━━ AVAILABLE RECORDS

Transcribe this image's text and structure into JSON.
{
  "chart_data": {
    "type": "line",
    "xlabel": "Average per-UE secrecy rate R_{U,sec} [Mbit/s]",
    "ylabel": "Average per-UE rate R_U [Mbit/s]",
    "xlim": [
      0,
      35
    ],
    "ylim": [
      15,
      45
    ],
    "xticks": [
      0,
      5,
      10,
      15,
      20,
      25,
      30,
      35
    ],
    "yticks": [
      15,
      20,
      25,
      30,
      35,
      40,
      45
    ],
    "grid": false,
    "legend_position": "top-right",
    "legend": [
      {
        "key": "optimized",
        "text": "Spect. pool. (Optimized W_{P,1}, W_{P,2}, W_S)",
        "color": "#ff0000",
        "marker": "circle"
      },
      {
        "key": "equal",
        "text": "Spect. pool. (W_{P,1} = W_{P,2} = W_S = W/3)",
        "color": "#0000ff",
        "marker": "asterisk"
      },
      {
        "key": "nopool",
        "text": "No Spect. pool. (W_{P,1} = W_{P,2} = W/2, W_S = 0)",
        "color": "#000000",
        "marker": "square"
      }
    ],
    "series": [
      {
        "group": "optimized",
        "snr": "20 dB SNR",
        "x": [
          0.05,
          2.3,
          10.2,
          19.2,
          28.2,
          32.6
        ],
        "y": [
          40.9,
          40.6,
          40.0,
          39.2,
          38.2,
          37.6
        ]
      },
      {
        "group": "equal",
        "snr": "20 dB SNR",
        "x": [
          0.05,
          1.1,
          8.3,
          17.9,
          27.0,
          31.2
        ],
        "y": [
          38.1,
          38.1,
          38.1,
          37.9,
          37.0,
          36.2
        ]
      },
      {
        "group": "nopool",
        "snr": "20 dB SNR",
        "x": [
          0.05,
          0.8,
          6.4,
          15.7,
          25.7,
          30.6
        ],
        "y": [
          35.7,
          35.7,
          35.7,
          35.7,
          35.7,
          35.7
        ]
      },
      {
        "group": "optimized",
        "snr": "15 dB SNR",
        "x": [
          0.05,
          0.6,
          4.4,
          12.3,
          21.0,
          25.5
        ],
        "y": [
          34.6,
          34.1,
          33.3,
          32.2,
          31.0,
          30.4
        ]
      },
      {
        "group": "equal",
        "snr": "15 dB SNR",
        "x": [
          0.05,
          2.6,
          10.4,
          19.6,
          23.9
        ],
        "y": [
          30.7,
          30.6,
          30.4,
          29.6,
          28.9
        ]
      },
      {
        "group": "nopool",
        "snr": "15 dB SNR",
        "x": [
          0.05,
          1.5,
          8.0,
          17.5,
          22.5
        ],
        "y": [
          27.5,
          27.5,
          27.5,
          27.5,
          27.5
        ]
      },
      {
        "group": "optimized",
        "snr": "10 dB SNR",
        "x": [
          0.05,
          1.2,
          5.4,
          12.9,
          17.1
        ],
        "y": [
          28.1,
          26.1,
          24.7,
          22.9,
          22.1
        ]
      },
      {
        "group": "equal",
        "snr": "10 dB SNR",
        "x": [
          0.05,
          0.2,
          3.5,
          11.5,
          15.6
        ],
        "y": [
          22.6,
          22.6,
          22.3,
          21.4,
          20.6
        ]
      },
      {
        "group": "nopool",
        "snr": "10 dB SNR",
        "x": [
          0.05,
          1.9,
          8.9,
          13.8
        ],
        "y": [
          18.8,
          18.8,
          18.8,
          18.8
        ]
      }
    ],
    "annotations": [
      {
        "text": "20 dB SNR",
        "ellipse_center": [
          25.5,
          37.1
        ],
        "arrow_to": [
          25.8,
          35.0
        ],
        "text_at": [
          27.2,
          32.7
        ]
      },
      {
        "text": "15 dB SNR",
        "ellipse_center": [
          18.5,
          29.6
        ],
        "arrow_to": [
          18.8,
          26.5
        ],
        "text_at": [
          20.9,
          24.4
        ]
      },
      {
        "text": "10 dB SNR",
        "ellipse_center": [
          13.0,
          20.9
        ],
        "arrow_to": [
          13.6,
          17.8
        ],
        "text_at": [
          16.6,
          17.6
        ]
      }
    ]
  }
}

━━━━

EXERCISE OBJECTIVE:
From the data above, extract every line in its exact form.

WRITTEN RESPONSE:
Transcribe this image's text and structure into JSON.
{
  "chart_data": {
    "type": "line",
    "xlabel": "Average per-UE secrecy rate R_{U,sec} [Mbit/s]",
    "ylabel": "Average per-UE rate R_U [Mbit/s]",
    "xlim": [
      0,
      35
    ],
    "ylim": [
      15,
      45
    ],
    "xticks": [
      0,
      5,
      10,
      15,
      20,
      25,
      30,
      35
    ],
    "yticks": [
      15,
      20,
      25,
      30,
      35,
      40,
      45
    ],
    "grid": false,
    "legend_position": "top-right",
    "legend": [
      {
        "key": "optimized",
        "text": "Spect. pool. (Optimized W_{P,1}, W_{P,2}, W_S)",
        "color": "#ff0000",
        "marker": "circle"
      },
      {
        "key": "equal",
        "text": "Spect. pool. (W_{P,1} = W_{P,2} = W_S = W/3)",
        "color": "#0000ff",
        "marker": "asterisk"
      },
      {
        "key": "nopool",
        "text": "No Spect. pool. (W_{P,1} = W_{P,2} = W/2, W_S = 0)",
        "color": "#000000",
        "marker": "square"
      }
    ],
    "series": [
      {
        "group": "optimized",
        "snr": "20 dB SNR",
        "x": [
          0.05,
          2.3,
          10.2,
          19.2,
          28.2,
          32.6
        ],
        "y": [
          40.9,
          40.6,
          40.0,
          39.2,
          38.2,
          37.6
        ]
      },
      {
        "group": "equal",
        "snr": "20 dB SNR",
        "x": [
          0.05,
          1.1,
          8.3,
          17.9,
          27.0,
          31.2
        ],
        "y": [
          38.1,
          38.1,
          38.1,
          37.9,
          37.0,
          36.2
        ]
      },
      {
        "group": "nopool",
        "snr": "20 dB SNR",
        "x": [
          0.05,
          0.8,
          6.4,
          15.7,
          25.7,
          30.6
        ],
        "y": [
          35.7,
          35.7,
          35.7,
          35.7,
          35.7,
          35.7
        ]
      },
      {
        "group": "optimized",
        "snr": "15 dB SNR",
        "x": [
          0.05,
          0.6,
          4.4,
          12.3,
          21.0,
          25.5
        ],
        "y": [
          34.6,
          34.1,
          33.3,
          32.2,
          31.0,
          30.4
        ]
      },
      {
        "group": "equal",
        "snr": "15 dB SNR",
        "x": [
          0.05,
          2.6,
          10.4,
          19.6,
          23.9
        ],
        "y": [
          30.7,
          30.6,
          30.4,
          29.6,
          28.9
        ]
      },
      {
        "group": "nopool",
        "snr": "15 dB SNR",
        "x": [
          0.05,
          1.5,
          8.0,
          17.5,
          22.5
        ],
        "y": [
          27.5,
          27.5,
          27.5,
          27.5,
          27.5
        ]
      },
      {
        "group": "optimized",
        "snr": "10 dB SNR",
        "x": [
          0.05,
          1.2,
          5.4,
          12.9,
          17.1
        ],
        "y": [
          28.1,
          26.1,
          24.7,
          22.9,
          22.1
        ]
      },
      {
        "group": "equal",
        "snr": "10 dB SNR",
        "x": [
          0.05,
          0.2,
          3.5,
          11.5,
          15.6
        ],
        "y": [
          22.6,
          22.6,
          22.3,
          21.4,
          20.6
        ]
      },
      {
        "group": "nopool",
        "snr": "10 dB SNR",
        "x": [
          0.05,
          1.9,
          8.9,
          13.8
        ],
        "y": [
          18.8,
          18.8,
          18.8,
          18.8
        ]
      }
    ],
    "annotations": [
      {
        "text": "20 dB SNR",
        "ellipse_center": [
          25.5,
          37.1
        ],
        "arrow_to": [
          25.8,
          35.0
        ],
        "text_at": [
          27.2,
          32.7
        ]
      },
      {
        "text": "15 dB SNR",
        "ellipse_center": [
          18.5,
          29.6
        ],
        "arrow_to": [
          18.8,
          26.5
        ],
        "text_at": [
          20.9,
          24.4
        ]
      },
      {
        "text": "10 dB SNR",
        "ellipse_center": [
          13.0,
          20.9
        ],
        "arrow_to": [
          13.6,
          17.8
        ],
        "text_at": [
          16.6,
          17.6
        ]
      }
    ]
  }
}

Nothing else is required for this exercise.